(Data excerpts)
──────────────────────────────
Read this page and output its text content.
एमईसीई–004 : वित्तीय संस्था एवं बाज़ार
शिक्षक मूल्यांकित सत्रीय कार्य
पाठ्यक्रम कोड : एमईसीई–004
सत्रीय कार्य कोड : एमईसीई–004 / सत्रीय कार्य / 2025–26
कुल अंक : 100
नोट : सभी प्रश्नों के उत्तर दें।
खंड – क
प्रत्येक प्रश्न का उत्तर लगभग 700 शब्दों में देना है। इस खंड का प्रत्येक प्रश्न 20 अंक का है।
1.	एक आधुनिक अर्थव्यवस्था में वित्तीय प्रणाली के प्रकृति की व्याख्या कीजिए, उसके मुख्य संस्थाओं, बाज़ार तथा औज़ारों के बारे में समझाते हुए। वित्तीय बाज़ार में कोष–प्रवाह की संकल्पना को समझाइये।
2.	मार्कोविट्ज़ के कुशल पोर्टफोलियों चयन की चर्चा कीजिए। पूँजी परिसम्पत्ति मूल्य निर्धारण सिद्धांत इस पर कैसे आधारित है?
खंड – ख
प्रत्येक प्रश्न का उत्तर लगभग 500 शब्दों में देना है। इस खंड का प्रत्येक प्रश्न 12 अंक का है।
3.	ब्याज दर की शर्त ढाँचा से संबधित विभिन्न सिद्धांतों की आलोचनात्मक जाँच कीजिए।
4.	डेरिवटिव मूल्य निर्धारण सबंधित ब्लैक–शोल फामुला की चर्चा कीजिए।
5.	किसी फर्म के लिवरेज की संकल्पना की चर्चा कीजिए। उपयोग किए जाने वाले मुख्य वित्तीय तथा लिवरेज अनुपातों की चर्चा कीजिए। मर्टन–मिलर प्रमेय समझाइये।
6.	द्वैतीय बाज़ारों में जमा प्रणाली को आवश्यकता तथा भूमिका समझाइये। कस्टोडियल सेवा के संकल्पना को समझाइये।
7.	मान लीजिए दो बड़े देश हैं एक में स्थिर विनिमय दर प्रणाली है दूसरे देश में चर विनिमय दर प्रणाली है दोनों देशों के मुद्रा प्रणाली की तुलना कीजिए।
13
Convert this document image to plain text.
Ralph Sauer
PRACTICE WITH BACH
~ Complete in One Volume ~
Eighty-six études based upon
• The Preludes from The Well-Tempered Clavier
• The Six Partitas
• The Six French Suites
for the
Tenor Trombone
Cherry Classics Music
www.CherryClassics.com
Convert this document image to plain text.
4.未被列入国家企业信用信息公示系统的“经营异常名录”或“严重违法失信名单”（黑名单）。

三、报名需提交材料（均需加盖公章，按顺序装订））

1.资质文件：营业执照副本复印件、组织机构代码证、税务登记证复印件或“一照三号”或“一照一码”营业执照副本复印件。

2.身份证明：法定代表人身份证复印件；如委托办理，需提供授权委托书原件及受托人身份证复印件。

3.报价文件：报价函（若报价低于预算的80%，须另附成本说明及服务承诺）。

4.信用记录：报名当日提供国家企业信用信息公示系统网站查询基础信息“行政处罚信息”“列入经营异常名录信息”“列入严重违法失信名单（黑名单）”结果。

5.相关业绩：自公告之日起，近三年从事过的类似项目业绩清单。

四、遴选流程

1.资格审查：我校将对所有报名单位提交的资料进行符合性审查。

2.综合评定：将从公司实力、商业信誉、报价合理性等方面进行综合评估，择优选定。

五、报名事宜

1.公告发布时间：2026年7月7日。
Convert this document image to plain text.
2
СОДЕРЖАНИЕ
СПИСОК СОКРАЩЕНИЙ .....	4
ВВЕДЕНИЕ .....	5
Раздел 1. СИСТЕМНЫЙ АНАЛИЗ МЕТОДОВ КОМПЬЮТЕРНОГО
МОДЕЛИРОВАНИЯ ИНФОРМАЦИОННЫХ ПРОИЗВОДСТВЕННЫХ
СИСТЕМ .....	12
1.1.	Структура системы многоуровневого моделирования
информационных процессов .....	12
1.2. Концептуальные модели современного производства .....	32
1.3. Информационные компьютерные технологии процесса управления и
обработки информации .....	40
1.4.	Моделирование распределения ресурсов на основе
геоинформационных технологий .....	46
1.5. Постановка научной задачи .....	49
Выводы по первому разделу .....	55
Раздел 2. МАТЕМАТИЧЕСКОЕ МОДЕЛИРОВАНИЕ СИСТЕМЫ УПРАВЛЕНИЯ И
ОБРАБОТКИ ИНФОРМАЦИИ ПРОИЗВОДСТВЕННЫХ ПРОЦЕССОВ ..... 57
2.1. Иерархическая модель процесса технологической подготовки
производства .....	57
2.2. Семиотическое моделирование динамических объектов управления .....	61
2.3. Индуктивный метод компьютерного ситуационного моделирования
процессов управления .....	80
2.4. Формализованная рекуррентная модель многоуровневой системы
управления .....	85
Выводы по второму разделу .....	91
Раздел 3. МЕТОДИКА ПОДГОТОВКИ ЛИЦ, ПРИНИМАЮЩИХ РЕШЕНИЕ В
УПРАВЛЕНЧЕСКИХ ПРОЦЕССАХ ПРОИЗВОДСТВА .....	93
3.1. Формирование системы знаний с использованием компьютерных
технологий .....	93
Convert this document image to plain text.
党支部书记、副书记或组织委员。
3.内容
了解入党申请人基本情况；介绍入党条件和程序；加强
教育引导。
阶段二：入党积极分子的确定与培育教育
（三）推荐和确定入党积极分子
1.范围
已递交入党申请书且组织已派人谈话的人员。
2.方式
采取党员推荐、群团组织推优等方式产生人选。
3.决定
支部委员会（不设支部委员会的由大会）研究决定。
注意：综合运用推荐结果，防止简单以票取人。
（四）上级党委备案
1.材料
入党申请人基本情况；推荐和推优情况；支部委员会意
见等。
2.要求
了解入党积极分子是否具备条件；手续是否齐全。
──────────────────────────────
### [Requirement]
Work out the number of lines in this listing that include the word "एमईस". Reply with that number only.

### [Finished exercise]
3